▶ **AIM**
Copy all lines that contain the word "janvier".

— START MATERIAL FOR THE TASK —

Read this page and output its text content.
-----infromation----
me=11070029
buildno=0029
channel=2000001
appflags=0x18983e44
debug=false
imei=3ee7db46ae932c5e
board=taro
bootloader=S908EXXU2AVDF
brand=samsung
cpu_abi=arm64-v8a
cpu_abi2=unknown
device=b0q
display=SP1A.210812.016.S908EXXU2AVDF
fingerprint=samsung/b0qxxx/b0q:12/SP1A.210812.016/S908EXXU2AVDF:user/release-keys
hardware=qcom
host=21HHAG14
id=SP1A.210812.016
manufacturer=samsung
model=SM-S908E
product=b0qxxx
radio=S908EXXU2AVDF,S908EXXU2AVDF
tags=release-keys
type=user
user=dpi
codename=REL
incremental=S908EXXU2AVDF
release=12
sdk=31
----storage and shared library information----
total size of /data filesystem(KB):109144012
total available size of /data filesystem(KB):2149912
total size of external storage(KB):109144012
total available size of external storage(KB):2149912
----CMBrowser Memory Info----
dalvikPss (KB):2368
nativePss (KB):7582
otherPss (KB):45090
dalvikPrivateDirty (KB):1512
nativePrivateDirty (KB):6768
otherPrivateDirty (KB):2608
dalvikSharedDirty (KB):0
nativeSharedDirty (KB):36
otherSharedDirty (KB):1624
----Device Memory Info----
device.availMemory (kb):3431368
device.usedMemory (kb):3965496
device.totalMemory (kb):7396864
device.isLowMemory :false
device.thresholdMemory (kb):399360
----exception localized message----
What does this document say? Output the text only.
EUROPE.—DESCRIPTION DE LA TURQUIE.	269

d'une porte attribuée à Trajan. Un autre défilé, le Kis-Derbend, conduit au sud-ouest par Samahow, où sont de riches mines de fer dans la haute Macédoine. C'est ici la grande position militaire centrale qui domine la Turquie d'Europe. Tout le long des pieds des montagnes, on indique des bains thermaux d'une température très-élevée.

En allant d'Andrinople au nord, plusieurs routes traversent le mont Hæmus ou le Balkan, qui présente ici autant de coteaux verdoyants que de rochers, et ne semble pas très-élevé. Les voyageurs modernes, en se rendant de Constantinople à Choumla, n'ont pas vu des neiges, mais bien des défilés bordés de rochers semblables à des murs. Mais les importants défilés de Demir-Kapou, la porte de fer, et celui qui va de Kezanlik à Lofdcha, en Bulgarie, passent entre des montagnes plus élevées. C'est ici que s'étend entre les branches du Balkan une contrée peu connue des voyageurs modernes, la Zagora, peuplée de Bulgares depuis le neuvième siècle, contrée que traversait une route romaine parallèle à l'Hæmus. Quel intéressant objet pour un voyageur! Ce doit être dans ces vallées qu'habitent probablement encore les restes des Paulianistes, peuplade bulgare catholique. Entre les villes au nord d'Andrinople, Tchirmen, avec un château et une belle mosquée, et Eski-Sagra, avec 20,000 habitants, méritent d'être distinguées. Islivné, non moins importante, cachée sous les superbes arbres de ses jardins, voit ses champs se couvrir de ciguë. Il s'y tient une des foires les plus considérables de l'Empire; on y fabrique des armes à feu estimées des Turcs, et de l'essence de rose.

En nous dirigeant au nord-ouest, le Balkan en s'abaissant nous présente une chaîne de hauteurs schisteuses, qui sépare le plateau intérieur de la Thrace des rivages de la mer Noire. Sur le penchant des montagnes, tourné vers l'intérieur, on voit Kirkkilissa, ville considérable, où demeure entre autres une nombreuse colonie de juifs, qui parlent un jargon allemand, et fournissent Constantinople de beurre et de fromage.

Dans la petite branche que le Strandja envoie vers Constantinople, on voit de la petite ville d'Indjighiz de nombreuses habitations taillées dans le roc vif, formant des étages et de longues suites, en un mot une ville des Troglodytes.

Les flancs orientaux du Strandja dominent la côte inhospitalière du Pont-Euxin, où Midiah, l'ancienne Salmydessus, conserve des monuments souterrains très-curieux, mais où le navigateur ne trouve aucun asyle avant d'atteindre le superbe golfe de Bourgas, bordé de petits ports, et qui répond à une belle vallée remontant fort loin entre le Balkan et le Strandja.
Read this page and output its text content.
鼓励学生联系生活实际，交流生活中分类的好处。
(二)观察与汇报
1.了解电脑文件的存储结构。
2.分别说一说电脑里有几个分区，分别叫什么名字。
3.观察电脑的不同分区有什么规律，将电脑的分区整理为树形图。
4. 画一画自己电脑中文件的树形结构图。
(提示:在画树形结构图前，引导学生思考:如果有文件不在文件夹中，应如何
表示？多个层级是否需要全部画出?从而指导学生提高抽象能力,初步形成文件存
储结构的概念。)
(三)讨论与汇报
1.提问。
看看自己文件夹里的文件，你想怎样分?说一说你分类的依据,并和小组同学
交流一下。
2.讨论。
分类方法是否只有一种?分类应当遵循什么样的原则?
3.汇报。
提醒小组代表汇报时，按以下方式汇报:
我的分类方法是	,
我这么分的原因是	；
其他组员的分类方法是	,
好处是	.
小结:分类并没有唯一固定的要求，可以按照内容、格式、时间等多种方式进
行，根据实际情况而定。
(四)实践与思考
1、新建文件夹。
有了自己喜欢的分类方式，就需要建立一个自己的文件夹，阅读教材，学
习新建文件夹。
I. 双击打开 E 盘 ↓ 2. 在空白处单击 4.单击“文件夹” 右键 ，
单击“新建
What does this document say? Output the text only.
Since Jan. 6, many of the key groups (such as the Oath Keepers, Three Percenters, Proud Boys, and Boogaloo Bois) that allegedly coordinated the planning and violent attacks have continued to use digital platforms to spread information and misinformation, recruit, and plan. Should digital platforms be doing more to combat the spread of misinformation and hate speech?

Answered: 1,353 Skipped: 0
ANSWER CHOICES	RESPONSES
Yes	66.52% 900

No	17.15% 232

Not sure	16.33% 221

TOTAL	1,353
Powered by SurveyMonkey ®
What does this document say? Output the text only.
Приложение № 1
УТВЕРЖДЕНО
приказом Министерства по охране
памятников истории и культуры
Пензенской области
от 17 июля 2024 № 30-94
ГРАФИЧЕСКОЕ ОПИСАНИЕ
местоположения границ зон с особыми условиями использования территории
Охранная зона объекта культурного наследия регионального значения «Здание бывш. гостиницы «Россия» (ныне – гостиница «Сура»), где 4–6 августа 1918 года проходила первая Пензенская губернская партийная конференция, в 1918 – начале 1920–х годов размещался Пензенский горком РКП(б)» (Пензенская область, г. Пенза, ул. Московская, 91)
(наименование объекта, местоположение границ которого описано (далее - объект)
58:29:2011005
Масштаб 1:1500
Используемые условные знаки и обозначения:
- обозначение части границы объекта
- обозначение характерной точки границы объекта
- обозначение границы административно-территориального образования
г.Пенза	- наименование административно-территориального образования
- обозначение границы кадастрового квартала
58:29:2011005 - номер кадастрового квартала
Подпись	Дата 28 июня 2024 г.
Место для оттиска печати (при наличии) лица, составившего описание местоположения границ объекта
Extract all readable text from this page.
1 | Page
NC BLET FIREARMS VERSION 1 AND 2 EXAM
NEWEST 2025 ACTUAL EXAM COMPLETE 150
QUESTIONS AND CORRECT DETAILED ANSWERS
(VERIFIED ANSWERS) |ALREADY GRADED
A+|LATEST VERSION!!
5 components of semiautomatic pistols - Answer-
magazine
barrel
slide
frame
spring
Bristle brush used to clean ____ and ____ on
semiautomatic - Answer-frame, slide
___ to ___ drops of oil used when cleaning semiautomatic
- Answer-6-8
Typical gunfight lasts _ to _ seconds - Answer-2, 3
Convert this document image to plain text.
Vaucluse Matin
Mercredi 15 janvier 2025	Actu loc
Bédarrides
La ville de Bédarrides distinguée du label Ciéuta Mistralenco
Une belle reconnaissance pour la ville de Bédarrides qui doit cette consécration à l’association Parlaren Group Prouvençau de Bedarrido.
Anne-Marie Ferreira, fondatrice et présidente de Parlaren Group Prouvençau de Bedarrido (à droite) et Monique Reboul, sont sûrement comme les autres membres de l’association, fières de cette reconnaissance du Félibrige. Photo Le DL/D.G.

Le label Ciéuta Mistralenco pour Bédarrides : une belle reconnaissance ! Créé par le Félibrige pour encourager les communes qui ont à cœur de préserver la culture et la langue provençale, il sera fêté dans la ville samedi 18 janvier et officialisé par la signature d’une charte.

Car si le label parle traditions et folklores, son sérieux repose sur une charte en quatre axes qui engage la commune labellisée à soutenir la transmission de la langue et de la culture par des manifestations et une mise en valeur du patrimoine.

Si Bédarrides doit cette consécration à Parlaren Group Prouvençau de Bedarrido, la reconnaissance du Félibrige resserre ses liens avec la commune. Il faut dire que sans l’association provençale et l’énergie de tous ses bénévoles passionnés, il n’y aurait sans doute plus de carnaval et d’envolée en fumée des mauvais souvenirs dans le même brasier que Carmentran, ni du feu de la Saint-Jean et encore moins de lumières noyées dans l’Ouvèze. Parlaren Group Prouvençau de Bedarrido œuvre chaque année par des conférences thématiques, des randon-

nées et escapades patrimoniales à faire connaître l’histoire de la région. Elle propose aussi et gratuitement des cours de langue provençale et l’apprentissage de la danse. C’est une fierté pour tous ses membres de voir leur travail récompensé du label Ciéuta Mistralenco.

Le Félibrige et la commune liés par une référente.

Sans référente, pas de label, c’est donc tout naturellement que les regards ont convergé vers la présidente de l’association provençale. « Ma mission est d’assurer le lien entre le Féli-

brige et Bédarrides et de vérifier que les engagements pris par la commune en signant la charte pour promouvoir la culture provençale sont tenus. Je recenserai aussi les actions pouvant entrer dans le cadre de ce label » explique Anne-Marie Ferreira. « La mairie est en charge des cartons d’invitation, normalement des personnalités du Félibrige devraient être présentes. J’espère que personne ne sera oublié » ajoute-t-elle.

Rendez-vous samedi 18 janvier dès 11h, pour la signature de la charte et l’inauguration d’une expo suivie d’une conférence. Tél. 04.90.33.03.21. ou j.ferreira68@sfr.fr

— END MATERIAL FOR THE TASK —

▶ **TASK RESPONSE**
Mercredi 15 janvier 2025	Actu loc
Le label Ciéuta Mistralenco pour Bédarrides : une belle reconnaissance ! Créé par le Félibrige pour encourager les communes qui ont à cœur de préserver la culture et la langue provençale, il sera fêté dans la ville samedi 18 janvier et officialisé par la signature d’une charte.
Rendez-vous samedi 18 janvier dès 11h, pour la signature de la charte et l’inauguration d’une expo suivie d’une conférence. Tél. 04.90.33.03.21. ou j.ferreira68@sfr.fr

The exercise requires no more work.